> [Problem requirements]
Give the stretch of lines from the one containing "annotate this image: element" through the one containing "svg-text:5:00: 5:00 (661, 818, 739, 862)" as a JSON list of strings, one string per line, with blank lines left out.

> [The data]
_ _ _ _ _

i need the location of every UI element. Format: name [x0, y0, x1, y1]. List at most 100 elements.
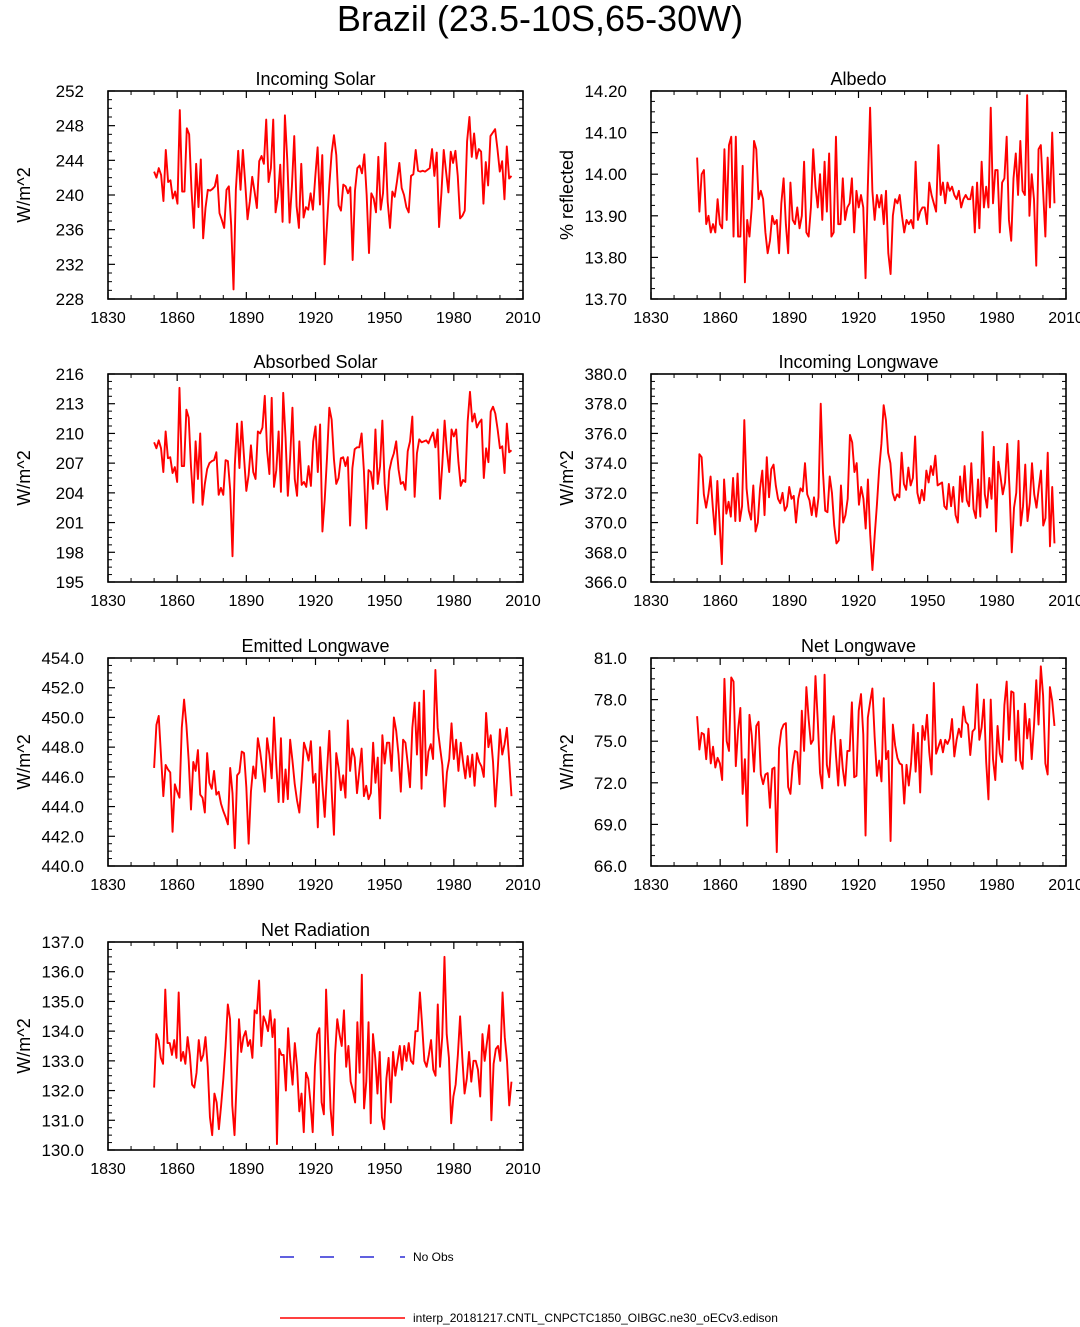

_ _ _ _ _

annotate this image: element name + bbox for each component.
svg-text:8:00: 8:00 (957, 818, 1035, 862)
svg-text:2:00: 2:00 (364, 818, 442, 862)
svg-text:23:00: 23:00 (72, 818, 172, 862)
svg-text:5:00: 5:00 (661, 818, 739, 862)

_ _ _ _ _

> [The response]
[
  "annotate this image: element name + bbox for each component.",
  "svg-text:8:00: 8:00 (957, 818, 1035, 862)",
  "svg-text:2:00: 2:00 (364, 818, 442, 862)",
  "svg-text:23:00: 23:00 (72, 818, 172, 862)",
  "svg-text:5:00: 5:00 (661, 818, 739, 862)"
]